▸ **Your instructions**
Reproduce the data below in full and exclude every picture.

[Entries from a dataset]
(begin)
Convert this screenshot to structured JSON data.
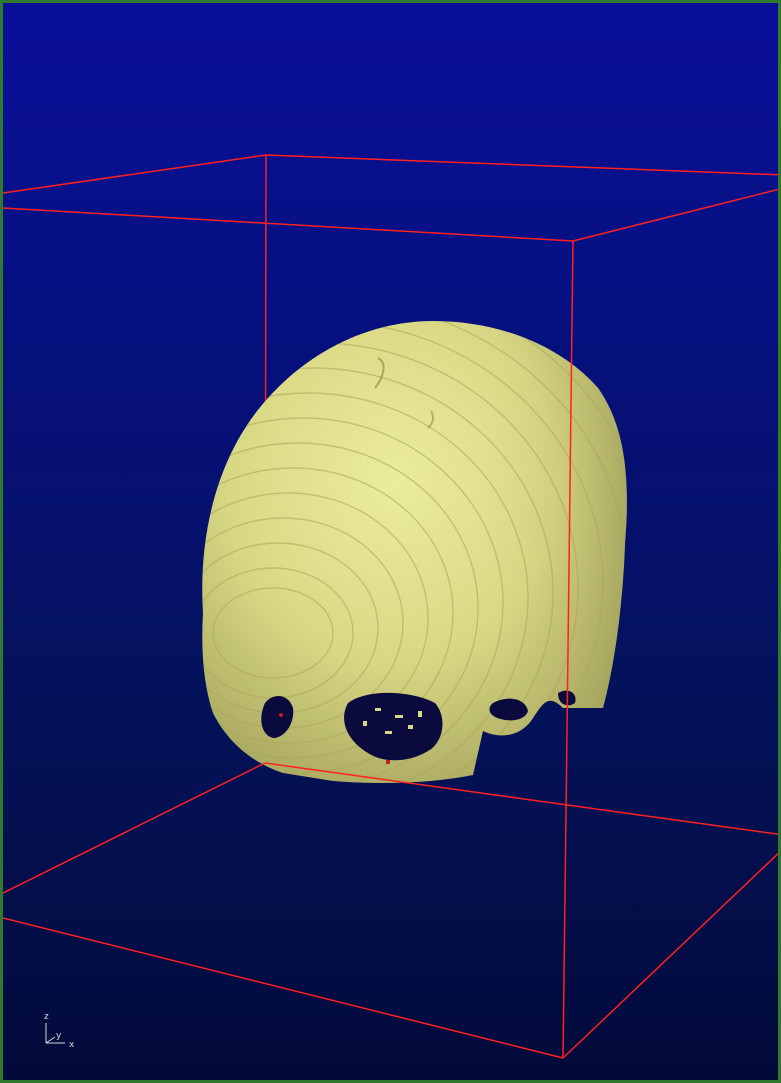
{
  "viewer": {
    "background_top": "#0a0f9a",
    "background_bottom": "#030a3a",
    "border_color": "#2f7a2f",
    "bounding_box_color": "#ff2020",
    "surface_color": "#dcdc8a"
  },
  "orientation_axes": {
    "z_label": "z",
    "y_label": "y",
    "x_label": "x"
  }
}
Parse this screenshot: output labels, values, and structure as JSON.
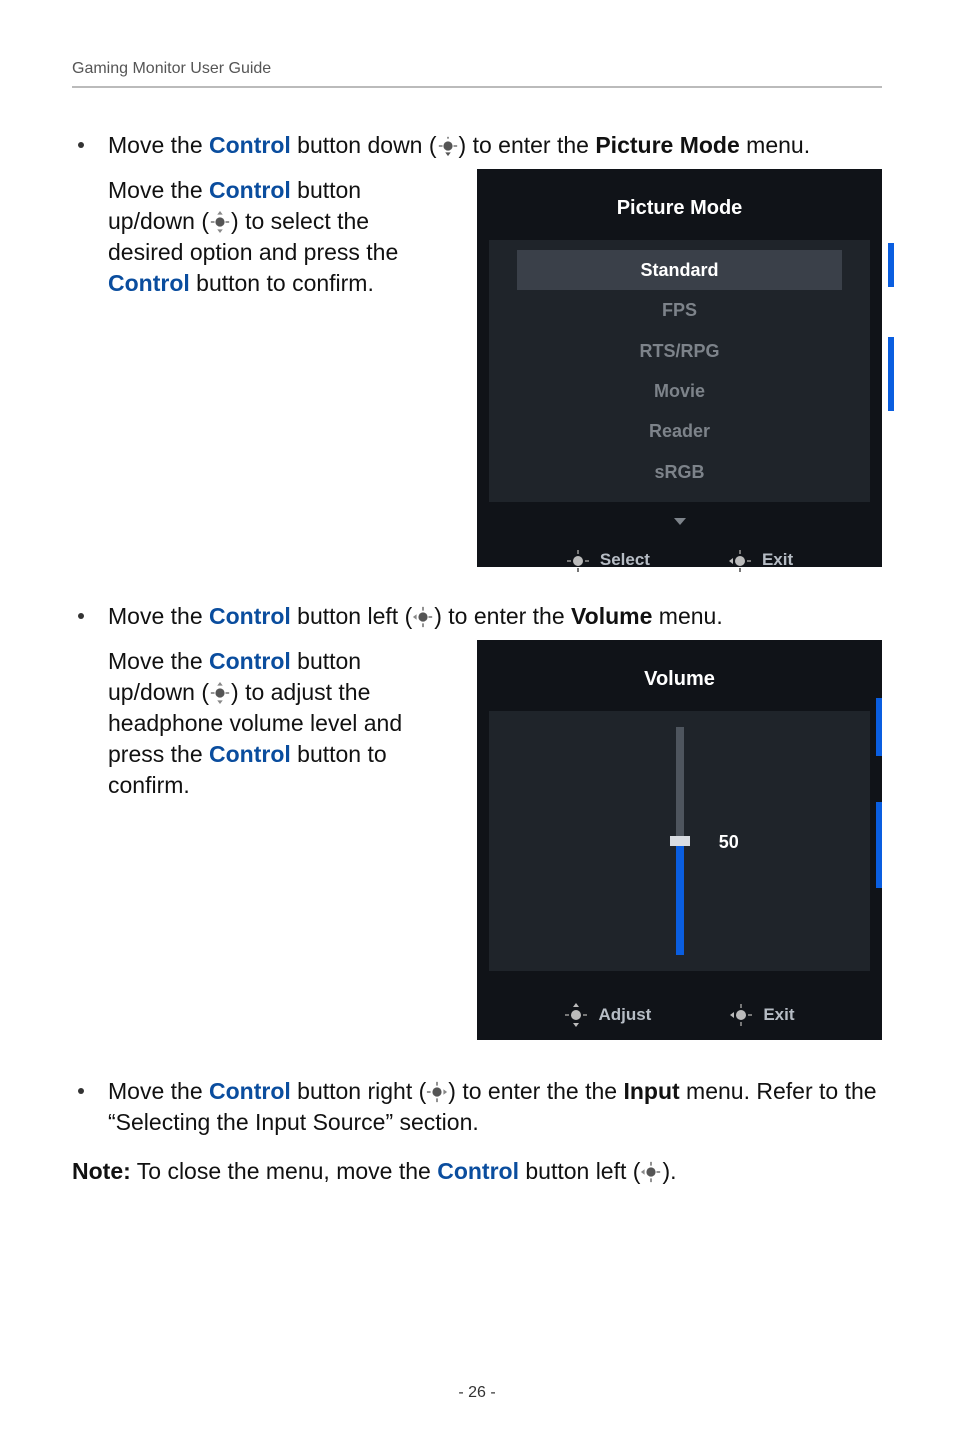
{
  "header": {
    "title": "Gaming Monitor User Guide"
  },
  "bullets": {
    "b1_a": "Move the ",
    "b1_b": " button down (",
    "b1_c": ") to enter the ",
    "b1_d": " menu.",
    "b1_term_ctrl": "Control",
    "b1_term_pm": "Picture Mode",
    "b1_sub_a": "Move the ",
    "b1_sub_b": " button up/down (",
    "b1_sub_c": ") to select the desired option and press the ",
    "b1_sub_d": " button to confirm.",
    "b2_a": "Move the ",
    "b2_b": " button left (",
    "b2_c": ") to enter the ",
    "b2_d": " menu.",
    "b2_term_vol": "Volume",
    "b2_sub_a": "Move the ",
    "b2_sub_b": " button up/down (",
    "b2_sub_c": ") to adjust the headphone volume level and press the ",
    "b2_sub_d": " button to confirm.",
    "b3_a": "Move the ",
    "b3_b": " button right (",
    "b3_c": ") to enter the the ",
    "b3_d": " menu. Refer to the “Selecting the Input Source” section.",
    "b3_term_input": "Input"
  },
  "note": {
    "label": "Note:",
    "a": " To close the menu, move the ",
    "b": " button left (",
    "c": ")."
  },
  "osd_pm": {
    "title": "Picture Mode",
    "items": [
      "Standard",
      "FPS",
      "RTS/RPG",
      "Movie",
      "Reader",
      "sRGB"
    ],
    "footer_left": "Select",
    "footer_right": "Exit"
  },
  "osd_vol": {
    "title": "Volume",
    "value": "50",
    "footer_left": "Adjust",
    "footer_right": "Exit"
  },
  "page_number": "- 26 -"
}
(end)
▸ **Reply to the exercise**
Convert this screenshot to structured JSON data.
{
  "viewer": {
    "background_top": "#0a0f9a",
    "background_bottom": "#030a3a",
    "border_color": "#2f7a2f",
    "bounding_box_color": "#ff2020",
    "surface_color": "#dcdc8a"
  },
  "orientation_axes": {
    "z_label": "z",
    "y_label": "y",
    "x_label": "x"
  }
}
Parse this screenshot: output labels, values, and structure as JSON.
{
  "header": {
    "title": "Gaming Monitor User Guide"
  },
  "bullets": {
    "b1_a": "Move the ",
    "b1_b": " button down (",
    "b1_c": ") to enter the ",
    "b1_d": " menu.",
    "b1_term_ctrl": "Control",
    "b1_term_pm": "Picture Mode",
    "b1_sub_a": "Move the ",
    "b1_sub_b": " button up/down (",
    "b1_sub_c": ") to select the desired option and press the ",
    "b1_sub_d": " button to confirm.",
    "b2_a": "Move the ",
    "b2_b": " button left (",
    "b2_c": ") to enter the ",
    "b2_d": " menu.",
    "b2_term_vol": "Volume",
    "b2_sub_a": "Move the ",
    "b2_sub_b": " button up/down (",
    "b2_sub_c": ") to adjust the headphone volume level and press the ",
    "b2_sub_d": " button to confirm.",
    "b3_a": "Move the ",
    "b3_b": " button right (",
    "b3_c": ") to enter the the ",
    "b3_d": " menu. Refer to the “Selecting the Input Source” section.",
    "b3_term_input": "Input"
  },
  "note": {
    "label": "Note:",
    "a": " To close the menu, move the ",
    "b": " button left (",
    "c": ")."
  },
  "osd_pm": {
    "title": "Picture Mode",
    "items": [
      "Standard",
      "FPS",
      "RTS/RPG",
      "Movie",
      "Reader",
      "sRGB"
    ],
    "footer_left": "Select",
    "footer_right": "Exit"
  },
  "osd_vol": {
    "title": "Volume",
    "value": "50",
    "footer_left": "Adjust",
    "footer_right": "Exit"
  },
  "page_number": "- 26 -"
}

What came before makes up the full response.